----- Material to process
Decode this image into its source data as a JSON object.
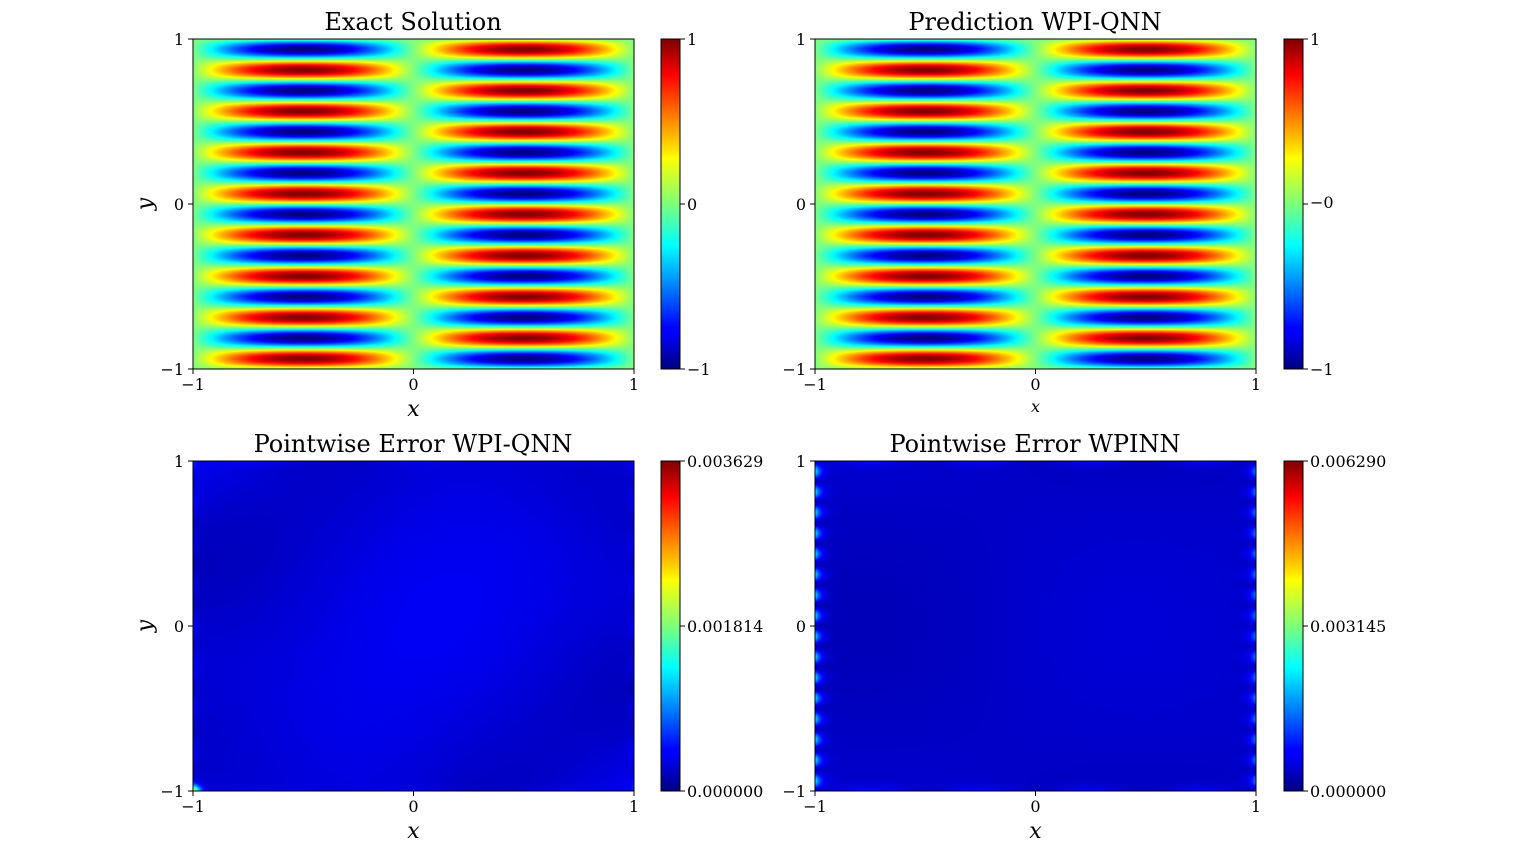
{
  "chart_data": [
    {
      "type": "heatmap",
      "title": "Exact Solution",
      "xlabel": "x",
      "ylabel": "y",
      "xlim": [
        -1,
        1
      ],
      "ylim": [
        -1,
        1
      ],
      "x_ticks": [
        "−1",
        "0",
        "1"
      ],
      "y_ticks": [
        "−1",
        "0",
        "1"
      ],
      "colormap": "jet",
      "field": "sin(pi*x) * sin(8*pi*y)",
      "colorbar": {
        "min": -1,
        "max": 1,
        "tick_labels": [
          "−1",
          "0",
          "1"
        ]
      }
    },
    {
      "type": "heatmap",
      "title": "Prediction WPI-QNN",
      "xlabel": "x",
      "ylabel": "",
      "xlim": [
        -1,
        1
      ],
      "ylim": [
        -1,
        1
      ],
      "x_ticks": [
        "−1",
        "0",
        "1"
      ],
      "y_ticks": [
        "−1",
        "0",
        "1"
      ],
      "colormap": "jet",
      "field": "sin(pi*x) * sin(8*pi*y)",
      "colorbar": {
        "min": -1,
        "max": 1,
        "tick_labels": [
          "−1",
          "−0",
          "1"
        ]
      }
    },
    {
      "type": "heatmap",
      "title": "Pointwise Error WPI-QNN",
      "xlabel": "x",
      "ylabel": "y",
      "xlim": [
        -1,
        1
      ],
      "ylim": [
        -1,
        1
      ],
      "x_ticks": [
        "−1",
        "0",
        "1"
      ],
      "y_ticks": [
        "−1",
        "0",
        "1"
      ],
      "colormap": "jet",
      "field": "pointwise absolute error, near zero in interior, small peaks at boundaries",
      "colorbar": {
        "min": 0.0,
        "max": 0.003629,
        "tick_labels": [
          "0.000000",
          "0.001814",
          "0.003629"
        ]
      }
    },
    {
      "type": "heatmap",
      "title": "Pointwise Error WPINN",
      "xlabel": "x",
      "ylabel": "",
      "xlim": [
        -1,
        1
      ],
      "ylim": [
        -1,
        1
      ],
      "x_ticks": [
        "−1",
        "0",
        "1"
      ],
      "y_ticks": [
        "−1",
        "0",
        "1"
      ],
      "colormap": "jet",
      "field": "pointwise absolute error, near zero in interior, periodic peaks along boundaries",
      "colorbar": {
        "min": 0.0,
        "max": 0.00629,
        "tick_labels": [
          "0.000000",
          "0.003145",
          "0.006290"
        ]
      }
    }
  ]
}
----------
Short exercise →
Look through the material and copy each line that has "interior".

Result of the exercise →
      "field": "pointwise absolute error, near zero in interior, small peaks at boundaries",
      "field": "pointwise absolute error, near zero in interior, periodic peaks along boundaries",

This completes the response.